- _GIVEN DATA_
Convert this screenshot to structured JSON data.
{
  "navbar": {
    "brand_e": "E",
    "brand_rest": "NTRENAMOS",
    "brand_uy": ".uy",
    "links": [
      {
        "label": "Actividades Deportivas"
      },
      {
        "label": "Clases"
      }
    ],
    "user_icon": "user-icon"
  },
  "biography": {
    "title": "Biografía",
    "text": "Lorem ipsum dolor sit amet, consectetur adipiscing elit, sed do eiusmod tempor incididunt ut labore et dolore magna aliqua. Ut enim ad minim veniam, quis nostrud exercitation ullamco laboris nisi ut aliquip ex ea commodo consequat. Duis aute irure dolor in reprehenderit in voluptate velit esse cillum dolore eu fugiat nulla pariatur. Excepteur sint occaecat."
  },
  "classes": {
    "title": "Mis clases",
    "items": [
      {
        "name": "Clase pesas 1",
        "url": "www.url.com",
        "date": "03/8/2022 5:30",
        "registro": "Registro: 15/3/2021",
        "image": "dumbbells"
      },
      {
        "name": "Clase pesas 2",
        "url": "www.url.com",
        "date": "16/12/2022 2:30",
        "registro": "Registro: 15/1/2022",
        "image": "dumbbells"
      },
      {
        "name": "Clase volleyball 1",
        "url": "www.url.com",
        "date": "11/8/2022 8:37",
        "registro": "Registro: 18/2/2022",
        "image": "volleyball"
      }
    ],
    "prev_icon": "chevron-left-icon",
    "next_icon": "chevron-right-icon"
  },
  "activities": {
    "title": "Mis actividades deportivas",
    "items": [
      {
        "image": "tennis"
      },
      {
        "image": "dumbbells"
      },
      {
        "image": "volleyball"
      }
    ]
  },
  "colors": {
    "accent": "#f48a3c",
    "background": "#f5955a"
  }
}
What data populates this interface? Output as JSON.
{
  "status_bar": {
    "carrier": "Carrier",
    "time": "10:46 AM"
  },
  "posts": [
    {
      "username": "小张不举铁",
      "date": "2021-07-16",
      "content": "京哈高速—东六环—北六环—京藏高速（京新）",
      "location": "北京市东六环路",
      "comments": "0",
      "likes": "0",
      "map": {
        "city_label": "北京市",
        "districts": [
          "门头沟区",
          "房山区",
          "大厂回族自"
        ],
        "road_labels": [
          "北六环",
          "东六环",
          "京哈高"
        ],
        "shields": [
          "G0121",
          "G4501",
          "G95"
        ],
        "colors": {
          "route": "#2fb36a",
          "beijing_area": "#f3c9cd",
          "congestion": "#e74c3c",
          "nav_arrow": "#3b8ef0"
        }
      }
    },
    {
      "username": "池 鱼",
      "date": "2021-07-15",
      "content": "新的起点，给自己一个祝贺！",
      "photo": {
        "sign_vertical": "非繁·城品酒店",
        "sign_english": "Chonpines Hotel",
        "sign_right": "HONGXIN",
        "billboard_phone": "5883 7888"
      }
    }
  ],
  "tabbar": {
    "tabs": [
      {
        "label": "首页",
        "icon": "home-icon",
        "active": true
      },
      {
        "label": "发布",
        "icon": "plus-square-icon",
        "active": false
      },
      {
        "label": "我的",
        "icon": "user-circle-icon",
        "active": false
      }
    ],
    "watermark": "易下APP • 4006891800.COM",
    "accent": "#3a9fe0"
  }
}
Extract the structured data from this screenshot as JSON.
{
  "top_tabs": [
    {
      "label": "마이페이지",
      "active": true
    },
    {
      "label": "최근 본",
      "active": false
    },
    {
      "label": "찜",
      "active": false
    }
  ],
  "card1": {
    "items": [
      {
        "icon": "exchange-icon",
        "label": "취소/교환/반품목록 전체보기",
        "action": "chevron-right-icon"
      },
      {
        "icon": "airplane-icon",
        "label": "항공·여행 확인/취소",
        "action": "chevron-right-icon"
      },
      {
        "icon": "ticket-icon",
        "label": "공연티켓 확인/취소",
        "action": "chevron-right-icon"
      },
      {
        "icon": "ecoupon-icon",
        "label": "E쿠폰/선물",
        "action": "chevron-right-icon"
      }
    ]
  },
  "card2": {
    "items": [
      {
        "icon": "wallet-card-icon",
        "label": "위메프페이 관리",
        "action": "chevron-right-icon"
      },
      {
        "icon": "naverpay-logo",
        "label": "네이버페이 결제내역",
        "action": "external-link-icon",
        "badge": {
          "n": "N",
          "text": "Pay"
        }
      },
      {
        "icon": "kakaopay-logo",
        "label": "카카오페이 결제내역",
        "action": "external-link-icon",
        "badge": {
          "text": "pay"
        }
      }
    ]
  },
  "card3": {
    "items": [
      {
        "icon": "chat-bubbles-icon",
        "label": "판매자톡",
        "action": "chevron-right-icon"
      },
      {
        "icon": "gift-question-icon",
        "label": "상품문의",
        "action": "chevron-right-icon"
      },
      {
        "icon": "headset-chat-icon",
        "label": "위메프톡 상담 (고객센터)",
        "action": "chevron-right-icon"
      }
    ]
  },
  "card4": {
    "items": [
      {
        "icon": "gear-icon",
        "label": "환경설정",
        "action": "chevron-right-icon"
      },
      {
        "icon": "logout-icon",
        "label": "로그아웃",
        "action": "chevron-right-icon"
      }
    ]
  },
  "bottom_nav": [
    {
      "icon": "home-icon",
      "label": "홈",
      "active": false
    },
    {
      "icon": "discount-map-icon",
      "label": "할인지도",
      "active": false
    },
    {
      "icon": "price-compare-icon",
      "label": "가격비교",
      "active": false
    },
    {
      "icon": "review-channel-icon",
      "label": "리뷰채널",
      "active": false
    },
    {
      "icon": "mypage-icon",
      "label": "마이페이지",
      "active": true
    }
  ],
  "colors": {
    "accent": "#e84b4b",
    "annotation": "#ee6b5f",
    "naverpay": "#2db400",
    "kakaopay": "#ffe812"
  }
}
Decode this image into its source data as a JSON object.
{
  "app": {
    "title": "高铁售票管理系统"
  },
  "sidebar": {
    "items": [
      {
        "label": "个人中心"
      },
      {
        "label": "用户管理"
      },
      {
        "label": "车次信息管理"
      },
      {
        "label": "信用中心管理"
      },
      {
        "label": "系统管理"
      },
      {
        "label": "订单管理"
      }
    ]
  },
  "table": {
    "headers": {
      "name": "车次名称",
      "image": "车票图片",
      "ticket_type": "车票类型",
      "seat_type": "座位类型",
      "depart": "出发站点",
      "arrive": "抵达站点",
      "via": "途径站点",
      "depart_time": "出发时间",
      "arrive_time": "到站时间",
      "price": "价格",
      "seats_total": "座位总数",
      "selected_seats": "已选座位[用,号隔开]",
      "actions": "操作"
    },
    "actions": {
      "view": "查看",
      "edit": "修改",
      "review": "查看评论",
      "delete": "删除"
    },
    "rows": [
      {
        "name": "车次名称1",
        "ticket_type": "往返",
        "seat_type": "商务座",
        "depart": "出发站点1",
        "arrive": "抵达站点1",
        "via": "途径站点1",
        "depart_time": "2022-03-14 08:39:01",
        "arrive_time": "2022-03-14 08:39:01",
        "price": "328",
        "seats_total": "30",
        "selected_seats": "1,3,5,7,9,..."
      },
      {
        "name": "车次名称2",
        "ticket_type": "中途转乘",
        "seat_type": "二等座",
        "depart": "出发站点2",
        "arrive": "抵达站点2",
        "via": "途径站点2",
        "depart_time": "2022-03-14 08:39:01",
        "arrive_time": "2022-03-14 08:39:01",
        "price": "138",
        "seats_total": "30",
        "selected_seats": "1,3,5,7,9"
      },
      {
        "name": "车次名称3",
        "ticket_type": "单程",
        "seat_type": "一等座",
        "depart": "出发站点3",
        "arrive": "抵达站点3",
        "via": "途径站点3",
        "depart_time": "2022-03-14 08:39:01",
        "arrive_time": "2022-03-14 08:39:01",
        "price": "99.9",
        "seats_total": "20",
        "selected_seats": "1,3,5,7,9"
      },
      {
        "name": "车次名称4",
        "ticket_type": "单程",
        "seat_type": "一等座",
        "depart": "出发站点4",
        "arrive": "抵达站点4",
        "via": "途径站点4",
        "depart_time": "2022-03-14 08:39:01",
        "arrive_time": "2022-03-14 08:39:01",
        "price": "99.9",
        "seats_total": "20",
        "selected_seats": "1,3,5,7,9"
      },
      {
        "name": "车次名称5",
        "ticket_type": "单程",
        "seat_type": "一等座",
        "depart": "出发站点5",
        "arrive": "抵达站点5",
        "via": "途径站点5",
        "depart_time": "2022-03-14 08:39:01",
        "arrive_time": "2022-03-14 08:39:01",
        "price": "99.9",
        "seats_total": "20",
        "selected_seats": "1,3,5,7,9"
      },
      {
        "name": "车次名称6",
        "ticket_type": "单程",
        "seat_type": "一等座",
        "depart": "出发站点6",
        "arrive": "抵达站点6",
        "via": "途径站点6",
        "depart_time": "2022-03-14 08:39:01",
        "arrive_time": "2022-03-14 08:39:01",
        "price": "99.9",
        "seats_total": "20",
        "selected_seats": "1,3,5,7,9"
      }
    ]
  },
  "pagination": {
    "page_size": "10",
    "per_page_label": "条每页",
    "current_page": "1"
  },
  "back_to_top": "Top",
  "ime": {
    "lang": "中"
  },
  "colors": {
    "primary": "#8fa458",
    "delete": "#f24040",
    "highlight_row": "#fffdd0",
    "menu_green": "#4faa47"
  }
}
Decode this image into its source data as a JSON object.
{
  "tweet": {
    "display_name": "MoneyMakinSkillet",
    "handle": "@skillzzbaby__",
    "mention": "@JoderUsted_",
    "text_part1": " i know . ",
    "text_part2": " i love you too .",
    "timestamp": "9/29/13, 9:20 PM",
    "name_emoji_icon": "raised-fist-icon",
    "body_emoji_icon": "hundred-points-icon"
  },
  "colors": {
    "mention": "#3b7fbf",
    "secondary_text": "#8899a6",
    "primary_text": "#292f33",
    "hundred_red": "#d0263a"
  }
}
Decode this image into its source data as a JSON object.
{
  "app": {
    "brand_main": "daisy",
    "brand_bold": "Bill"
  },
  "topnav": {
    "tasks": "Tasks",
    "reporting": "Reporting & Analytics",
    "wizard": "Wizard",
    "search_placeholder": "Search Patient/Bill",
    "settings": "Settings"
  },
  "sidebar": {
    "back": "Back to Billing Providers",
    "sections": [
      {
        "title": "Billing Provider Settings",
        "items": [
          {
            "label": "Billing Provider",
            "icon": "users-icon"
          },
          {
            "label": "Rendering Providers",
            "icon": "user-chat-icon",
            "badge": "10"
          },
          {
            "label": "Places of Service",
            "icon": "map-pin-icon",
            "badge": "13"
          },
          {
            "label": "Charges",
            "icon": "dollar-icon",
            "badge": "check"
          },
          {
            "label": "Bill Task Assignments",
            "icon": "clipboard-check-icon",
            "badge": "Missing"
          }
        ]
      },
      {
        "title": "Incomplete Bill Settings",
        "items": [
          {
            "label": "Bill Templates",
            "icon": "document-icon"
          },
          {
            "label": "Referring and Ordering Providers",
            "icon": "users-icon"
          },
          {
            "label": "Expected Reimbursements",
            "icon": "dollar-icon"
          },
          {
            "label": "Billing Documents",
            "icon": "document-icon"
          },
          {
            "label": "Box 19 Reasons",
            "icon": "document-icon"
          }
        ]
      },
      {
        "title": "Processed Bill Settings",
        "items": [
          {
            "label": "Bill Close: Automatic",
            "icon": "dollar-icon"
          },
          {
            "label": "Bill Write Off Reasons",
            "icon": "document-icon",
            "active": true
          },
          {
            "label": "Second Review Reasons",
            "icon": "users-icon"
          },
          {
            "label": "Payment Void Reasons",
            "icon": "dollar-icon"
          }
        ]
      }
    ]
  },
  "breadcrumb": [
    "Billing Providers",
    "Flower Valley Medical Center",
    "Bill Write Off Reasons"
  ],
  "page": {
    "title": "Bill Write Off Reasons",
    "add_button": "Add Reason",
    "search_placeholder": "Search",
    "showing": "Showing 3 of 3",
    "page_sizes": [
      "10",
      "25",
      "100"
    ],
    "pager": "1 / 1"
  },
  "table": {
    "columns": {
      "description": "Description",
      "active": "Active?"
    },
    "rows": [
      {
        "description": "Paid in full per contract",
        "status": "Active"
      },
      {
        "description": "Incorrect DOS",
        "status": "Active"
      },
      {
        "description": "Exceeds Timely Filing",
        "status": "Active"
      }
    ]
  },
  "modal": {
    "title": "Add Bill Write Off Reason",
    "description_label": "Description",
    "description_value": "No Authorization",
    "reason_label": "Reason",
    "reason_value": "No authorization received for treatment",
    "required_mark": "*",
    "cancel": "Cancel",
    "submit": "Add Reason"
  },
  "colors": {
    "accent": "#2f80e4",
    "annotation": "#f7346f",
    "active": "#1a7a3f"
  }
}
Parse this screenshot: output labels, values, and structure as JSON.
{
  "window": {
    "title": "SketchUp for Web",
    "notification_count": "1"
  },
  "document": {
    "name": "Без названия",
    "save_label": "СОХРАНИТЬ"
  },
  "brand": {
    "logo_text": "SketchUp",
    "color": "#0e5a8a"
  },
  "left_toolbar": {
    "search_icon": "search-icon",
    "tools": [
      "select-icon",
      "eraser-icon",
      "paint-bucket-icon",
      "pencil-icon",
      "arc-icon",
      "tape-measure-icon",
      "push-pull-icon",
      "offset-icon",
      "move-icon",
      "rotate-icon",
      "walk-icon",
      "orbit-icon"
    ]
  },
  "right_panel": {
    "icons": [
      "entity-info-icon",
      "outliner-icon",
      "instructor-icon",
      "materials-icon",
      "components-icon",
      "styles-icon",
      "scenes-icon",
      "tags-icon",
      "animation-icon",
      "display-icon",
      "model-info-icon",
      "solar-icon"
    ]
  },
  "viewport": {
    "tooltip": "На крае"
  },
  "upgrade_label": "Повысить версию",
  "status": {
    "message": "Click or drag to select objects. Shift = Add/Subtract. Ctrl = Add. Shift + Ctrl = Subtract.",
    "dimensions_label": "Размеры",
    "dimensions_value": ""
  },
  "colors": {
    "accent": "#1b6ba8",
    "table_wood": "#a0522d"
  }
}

- _EXERCISE REQUIREMENTS_
Write out every line from the entries where "pesas" appears.

- _RESPONSE TO THE EXERCISE_
        "name": "Clase pesas 1",
        "name": "Clase pesas 2",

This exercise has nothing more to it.